- **Data to process**
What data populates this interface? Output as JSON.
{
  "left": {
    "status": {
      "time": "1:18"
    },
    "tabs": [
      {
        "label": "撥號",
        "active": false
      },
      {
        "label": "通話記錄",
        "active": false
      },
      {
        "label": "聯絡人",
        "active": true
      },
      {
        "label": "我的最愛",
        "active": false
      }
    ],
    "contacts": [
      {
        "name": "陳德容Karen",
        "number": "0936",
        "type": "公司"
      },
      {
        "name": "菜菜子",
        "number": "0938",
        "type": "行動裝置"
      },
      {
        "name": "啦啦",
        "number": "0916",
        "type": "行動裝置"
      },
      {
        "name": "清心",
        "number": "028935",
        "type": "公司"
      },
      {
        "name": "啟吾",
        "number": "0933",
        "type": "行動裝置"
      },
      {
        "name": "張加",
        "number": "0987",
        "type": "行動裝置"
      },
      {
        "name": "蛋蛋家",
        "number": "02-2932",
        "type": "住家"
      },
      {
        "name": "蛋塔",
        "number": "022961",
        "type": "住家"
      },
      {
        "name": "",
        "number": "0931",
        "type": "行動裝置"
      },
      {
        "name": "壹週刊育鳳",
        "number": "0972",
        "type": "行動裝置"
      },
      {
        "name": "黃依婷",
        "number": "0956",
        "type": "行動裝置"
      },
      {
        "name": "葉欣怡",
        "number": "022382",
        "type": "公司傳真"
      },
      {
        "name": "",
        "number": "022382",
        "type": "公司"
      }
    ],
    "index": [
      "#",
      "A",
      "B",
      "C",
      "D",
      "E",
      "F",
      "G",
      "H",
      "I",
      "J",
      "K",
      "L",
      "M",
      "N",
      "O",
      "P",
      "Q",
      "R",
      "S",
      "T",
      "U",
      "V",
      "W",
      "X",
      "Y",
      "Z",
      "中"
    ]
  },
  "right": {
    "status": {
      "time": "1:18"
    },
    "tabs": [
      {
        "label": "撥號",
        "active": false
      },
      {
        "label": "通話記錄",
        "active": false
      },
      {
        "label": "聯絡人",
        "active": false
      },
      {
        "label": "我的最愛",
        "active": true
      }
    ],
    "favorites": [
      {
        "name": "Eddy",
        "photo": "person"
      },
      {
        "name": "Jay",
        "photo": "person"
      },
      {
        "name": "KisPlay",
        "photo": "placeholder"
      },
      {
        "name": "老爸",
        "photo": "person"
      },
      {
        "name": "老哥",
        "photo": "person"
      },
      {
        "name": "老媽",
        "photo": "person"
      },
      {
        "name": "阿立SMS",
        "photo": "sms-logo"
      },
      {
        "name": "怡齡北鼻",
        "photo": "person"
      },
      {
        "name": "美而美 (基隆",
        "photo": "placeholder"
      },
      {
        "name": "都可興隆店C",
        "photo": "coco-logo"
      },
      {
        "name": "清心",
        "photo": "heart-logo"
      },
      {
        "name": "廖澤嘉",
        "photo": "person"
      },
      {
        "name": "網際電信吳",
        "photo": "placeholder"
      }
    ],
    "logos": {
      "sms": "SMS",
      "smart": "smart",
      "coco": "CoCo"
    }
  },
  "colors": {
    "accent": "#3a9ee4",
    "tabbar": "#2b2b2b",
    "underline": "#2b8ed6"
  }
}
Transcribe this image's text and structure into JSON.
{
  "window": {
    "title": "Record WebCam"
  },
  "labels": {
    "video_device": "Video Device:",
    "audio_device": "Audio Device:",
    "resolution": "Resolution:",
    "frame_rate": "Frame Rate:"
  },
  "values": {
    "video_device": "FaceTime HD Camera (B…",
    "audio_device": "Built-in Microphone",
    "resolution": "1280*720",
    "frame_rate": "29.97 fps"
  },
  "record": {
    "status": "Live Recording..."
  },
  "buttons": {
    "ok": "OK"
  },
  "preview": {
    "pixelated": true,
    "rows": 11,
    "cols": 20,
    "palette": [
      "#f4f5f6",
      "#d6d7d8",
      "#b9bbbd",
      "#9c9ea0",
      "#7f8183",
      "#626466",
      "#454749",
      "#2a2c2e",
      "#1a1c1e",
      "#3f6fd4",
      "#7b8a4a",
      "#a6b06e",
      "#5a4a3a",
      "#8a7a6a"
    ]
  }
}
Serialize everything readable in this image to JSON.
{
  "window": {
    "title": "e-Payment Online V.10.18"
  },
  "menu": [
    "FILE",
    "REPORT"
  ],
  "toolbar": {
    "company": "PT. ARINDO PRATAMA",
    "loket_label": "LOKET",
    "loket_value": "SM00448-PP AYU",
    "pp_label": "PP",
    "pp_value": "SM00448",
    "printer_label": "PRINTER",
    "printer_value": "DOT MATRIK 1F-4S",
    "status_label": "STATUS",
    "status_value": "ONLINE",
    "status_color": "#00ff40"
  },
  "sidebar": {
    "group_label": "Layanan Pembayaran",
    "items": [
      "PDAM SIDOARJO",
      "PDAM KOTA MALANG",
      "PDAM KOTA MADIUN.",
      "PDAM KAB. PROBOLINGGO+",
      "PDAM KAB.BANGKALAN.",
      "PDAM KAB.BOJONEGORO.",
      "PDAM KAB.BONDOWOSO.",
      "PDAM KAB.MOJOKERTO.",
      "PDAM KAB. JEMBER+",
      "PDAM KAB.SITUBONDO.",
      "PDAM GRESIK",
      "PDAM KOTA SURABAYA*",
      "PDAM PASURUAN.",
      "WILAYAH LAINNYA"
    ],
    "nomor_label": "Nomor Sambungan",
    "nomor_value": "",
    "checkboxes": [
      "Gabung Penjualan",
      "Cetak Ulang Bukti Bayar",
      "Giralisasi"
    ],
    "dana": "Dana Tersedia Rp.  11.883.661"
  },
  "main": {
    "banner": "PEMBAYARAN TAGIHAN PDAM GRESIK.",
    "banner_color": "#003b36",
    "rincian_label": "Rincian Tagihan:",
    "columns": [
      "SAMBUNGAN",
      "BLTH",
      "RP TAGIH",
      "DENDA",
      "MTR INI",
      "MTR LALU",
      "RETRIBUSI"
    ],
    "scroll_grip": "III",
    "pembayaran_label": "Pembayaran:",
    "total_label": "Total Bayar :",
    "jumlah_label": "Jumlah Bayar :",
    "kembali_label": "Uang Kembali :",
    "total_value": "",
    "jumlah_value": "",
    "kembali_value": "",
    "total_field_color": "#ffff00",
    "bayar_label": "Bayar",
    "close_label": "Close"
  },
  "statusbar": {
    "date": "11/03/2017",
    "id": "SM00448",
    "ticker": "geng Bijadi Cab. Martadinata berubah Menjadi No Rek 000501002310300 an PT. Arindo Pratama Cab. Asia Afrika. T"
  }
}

- **What the exercise asks**
Reproduce each line of the entries in which the word "image" is found.

- **Reply to the exercise**
Transcribe this image's text and structure into JSON.
Serialize everything readable in this image to JSON.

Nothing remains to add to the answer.